====== Records provided ======

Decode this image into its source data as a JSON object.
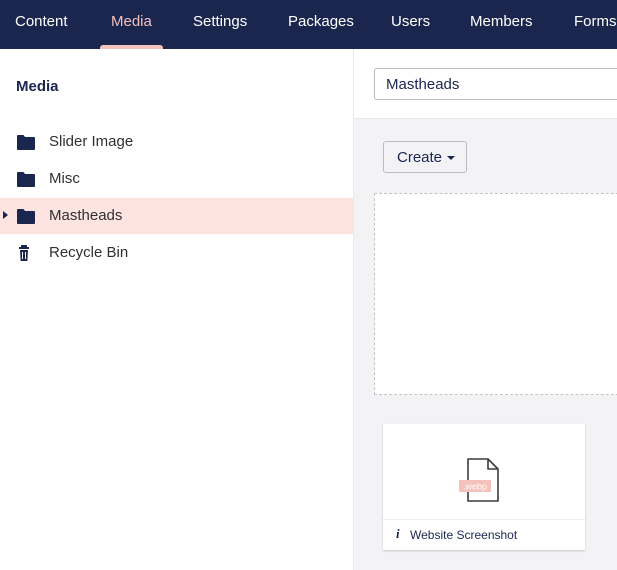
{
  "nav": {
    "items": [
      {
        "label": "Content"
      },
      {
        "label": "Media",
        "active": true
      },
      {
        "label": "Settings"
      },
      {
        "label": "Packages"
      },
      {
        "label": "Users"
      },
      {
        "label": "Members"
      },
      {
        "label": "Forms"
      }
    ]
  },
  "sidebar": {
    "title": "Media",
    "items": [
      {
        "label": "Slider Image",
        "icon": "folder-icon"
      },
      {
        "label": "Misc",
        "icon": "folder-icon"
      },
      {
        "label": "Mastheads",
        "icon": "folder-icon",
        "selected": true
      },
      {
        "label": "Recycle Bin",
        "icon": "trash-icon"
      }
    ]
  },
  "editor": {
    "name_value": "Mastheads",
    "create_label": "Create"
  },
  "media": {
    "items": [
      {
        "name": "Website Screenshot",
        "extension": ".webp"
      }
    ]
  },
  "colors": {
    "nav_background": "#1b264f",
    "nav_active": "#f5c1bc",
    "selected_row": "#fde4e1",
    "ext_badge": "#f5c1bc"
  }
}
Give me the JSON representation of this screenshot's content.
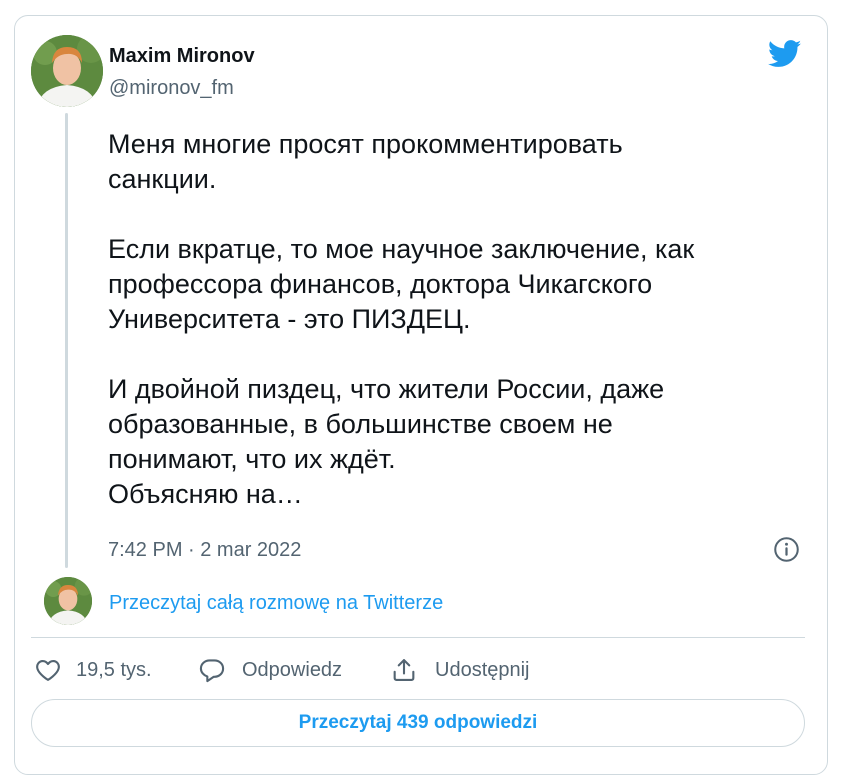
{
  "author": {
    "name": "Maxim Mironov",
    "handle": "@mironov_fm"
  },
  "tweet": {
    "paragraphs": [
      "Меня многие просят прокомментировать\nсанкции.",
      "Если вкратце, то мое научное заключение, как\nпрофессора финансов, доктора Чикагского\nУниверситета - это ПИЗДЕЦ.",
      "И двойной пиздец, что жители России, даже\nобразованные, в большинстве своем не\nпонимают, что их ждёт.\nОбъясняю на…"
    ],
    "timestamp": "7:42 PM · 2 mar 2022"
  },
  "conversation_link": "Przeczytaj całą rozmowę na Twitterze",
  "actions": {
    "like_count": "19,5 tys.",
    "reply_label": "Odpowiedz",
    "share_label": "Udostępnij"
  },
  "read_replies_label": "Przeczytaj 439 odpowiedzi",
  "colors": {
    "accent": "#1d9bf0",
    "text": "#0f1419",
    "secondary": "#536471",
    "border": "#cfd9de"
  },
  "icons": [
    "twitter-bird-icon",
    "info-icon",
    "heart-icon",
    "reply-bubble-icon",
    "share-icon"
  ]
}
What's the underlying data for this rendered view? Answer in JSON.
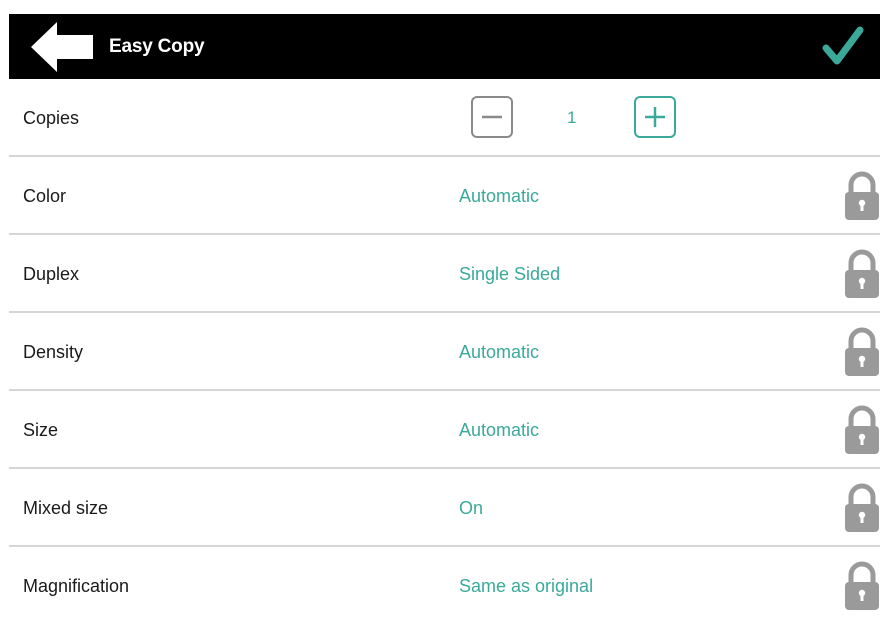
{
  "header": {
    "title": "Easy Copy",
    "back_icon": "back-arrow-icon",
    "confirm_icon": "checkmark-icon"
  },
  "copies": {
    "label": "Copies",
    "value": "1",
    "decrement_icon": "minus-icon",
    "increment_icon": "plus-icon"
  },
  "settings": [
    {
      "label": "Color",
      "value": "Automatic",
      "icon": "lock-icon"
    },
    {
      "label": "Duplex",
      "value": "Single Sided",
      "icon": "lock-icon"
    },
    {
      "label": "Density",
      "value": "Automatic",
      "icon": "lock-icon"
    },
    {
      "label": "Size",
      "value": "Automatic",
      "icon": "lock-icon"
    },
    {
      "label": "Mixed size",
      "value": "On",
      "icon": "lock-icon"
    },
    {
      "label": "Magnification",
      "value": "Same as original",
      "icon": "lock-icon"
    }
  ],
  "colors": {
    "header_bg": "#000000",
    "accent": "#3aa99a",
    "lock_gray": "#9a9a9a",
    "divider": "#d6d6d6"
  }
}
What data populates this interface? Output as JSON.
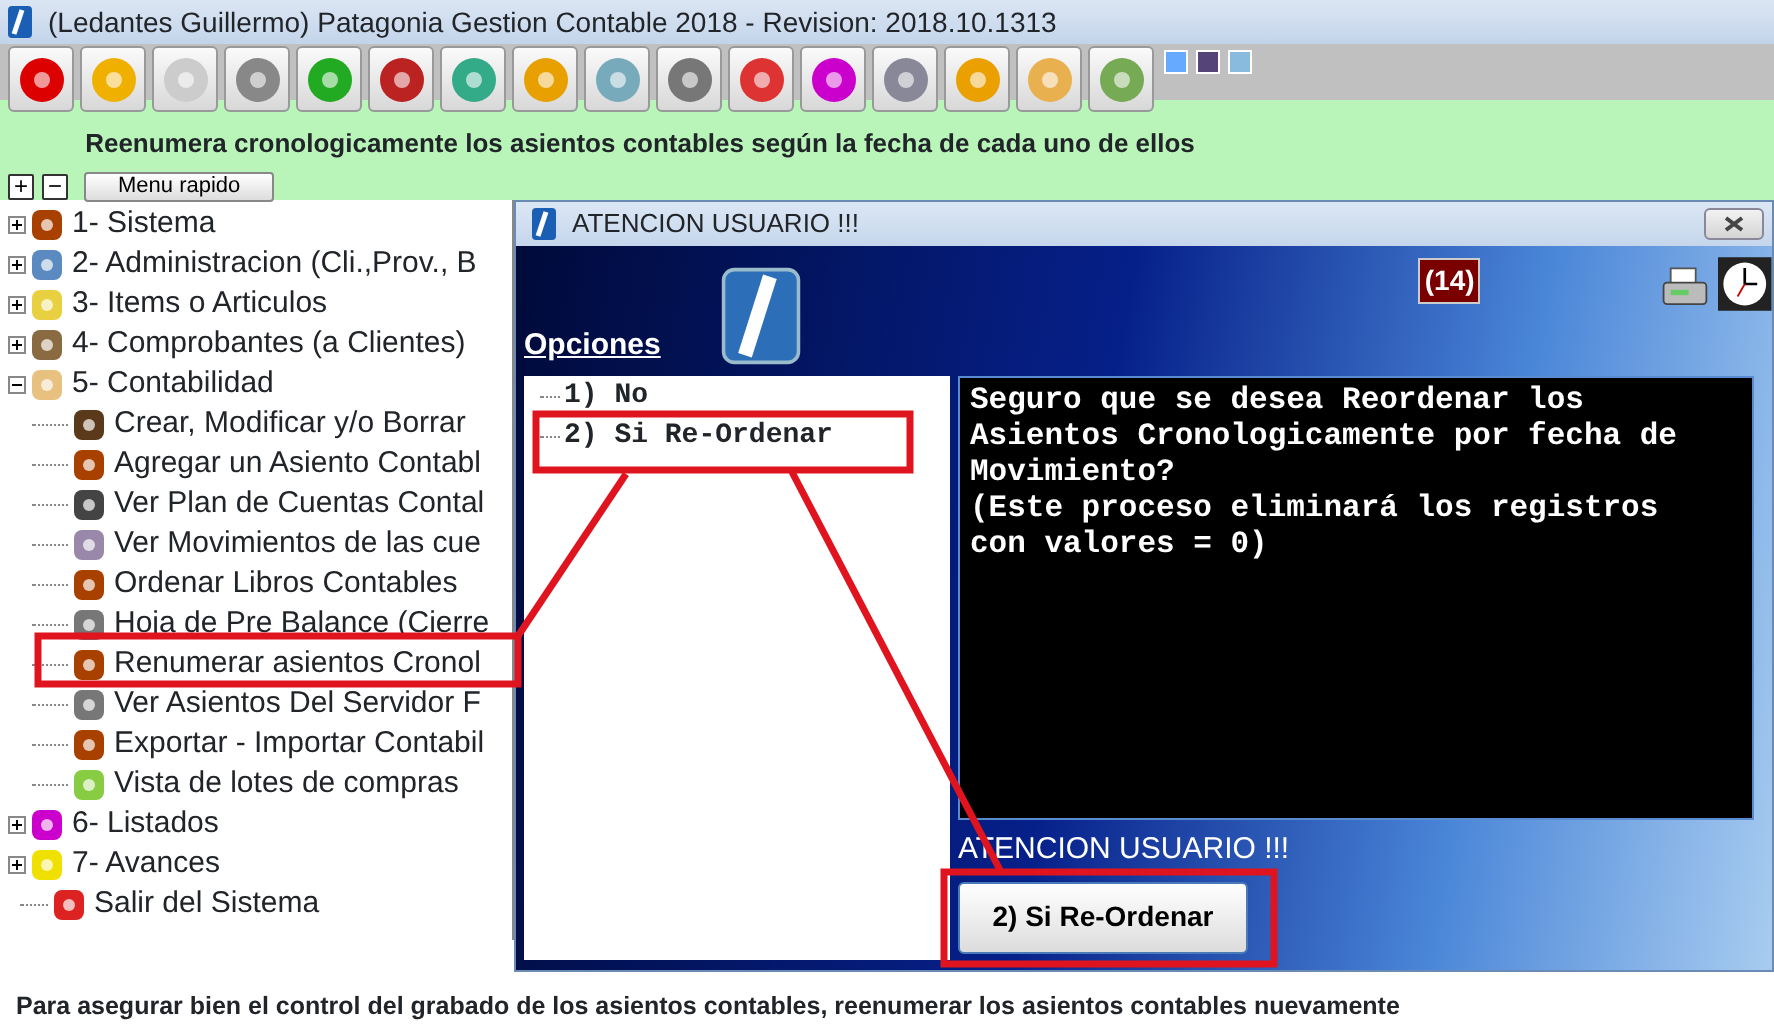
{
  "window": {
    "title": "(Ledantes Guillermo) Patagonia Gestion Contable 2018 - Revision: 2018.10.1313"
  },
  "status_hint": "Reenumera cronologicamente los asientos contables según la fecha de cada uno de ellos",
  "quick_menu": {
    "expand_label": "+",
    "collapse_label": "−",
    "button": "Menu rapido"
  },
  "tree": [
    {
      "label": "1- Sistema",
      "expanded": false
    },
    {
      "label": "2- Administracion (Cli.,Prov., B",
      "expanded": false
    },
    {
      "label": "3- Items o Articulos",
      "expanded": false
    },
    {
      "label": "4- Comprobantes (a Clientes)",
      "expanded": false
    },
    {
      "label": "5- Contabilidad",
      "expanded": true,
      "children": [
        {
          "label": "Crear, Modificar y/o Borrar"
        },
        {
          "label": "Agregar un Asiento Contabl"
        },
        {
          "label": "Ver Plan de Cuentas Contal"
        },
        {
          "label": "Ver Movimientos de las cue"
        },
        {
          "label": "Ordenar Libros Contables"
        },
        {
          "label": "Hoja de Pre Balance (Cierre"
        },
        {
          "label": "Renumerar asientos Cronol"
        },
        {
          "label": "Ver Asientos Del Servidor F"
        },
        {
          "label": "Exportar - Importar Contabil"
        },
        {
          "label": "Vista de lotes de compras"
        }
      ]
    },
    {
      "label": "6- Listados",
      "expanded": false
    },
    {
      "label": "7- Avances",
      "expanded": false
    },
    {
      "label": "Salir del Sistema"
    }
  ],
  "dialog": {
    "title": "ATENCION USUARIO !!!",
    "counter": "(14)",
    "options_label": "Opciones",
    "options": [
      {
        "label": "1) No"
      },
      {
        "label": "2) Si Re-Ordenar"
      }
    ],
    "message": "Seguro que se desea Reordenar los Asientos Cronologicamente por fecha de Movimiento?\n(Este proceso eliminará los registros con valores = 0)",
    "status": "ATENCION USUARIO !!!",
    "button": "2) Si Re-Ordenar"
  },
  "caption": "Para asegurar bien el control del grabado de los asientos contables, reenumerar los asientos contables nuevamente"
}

======

| What is needed |
Return the material word for word. Pictures are not part of the copy.

| Complete answer |
Decode this image into its source data as a JSON object.
{
  "nav": {
    "items": [
      {
        "label": "Content"
      },
      {
        "label": "Media",
        "active": true
      },
      {
        "label": "Settings"
      },
      {
        "label": "Packages"
      },
      {
        "label": "Users"
      },
      {
        "label": "Members"
      },
      {
        "label": "Forms"
      }
    ]
  },
  "sidebar": {
    "title": "Media",
    "items": [
      {
        "label": "Slider Image",
        "icon": "folder-icon"
      },
      {
        "label": "Misc",
        "icon": "folder-icon"
      },
      {
        "label": "Mastheads",
        "icon": "folder-icon",
        "selected": true
      },
      {
        "label": "Recycle Bin",
        "icon": "trash-icon"
      }
    ]
  },
  "editor": {
    "name_value": "Mastheads",
    "create_label": "Create"
  },
  "media": {
    "items": [
      {
        "name": "Website Screenshot",
        "extension": ".webp"
      }
    ]
  },
  "colors": {
    "nav_background": "#1b264f",
    "nav_active": "#f5c1bc",
    "selected_row": "#fde4e1",
    "ext_badge": "#f5c1bc"
  }
}
Give me the JSON representation of this screenshot's content.
{
  "author": {
    "name": "Maxim Mironov",
    "handle": "@mironov_fm"
  },
  "tweet": {
    "paragraphs": [
      "Меня многие просят прокомментировать\nсанкции.",
      "Если вкратце, то мое научное заключение, как\nпрофессора финансов, доктора Чикагского\nУниверситета - это ПИЗДЕЦ.",
      "И двойной пиздец, что жители России, даже\nобразованные, в большинстве своем не\nпонимают, что их ждёт.\nОбъясняю на…"
    ],
    "timestamp": "7:42 PM · 2 mar 2022"
  },
  "conversation_link": "Przeczytaj całą rozmowę na Twitterze",
  "actions": {
    "like_count": "19,5 tys.",
    "reply_label": "Odpowiedz",
    "share_label": "Udostępnij"
  },
  "read_replies_label": "Przeczytaj 439 odpowiedzi",
  "colors": {
    "accent": "#1d9bf0",
    "text": "#0f1419",
    "secondary": "#536471",
    "border": "#cfd9de"
  },
  "icons": [
    "twitter-bird-icon",
    "info-icon",
    "heart-icon",
    "reply-bubble-icon",
    "share-icon"
  ]
}
What's the underlying data for this rendered view? Answer in JSON.
{
  "header": {
    "title": "Easy Copy",
    "back_icon": "back-arrow-icon",
    "confirm_icon": "checkmark-icon"
  },
  "copies": {
    "label": "Copies",
    "value": "1",
    "decrement_icon": "minus-icon",
    "increment_icon": "plus-icon"
  },
  "settings": [
    {
      "label": "Color",
      "value": "Automatic",
      "icon": "lock-icon"
    },
    {
      "label": "Duplex",
      "value": "Single Sided",
      "icon": "lock-icon"
    },
    {
      "label": "Density",
      "value": "Automatic",
      "icon": "lock-icon"
    },
    {
      "label": "Size",
      "value": "Automatic",
      "icon": "lock-icon"
    },
    {
      "label": "Mixed size",
      "value": "On",
      "icon": "lock-icon"
    },
    {
      "label": "Magnification",
      "value": "Same as original",
      "icon": "lock-icon"
    }
  ],
  "colors": {
    "header_bg": "#000000",
    "accent": "#3aa99a",
    "lock_gray": "#9a9a9a",
    "divider": "#d6d6d6"
  }
}
What data populates this interface? Output as JSON.
{
  "window": {
    "title": "(Ledantes Guillermo) Patagonia Gestion Contable 2018 - Revision: 2018.10.1313"
  },
  "status_hint": "Reenumera cronologicamente los asientos contables según la fecha de cada uno de ellos",
  "quick_menu": {
    "expand_label": "+",
    "collapse_label": "−",
    "button": "Menu rapido"
  },
  "tree": [
    {
      "label": "1- Sistema",
      "expanded": false
    },
    {
      "label": "2- Administracion (Cli.,Prov., B",
      "expanded": false
    },
    {
      "label": "3- Items o Articulos",
      "expanded": false
    },
    {
      "label": "4- Comprobantes (a Clientes)",
      "expanded": false
    },
    {
      "label": "5- Contabilidad",
      "expanded": true,
      "children": [
        {
          "label": "Crear, Modificar y/o Borrar"
        },
        {
          "label": "Agregar un Asiento Contabl"
        },
        {
          "label": "Ver Plan de Cuentas Contal"
        },
        {
          "label": "Ver Movimientos de las cue"
        },
        {
          "label": "Ordenar Libros Contables"
        },
        {
          "label": "Hoja de Pre Balance (Cierre"
        },
        {
          "label": "Renumerar asientos Cronol"
        },
        {
          "label": "Ver Asientos Del Servidor F"
        },
        {
          "label": "Exportar - Importar Contabil"
        },
        {
          "label": "Vista de lotes de compras"
        }
      ]
    },
    {
      "label": "6- Listados",
      "expanded": false
    },
    {
      "label": "7- Avances",
      "expanded": false
    },
    {
      "label": "Salir del Sistema"
    }
  ],
  "dialog": {
    "title": "ATENCION USUARIO !!!",
    "counter": "(14)",
    "options_label": "Opciones",
    "options": [
      {
        "label": "1) No"
      },
      {
        "label": "2) Si Re-Ordenar"
      }
    ],
    "message": "Seguro que se desea Reordenar los Asientos Cronologicamente por fecha de Movimiento?\n(Este proceso eliminará los registros con valores = 0)",
    "status": "ATENCION USUARIO !!!",
    "button": "2) Si Re-Ordenar"
  },
  "caption": "Para asegurar bien el control del grabado de los asientos contables, reenumerar los asientos contables nuevamente"
}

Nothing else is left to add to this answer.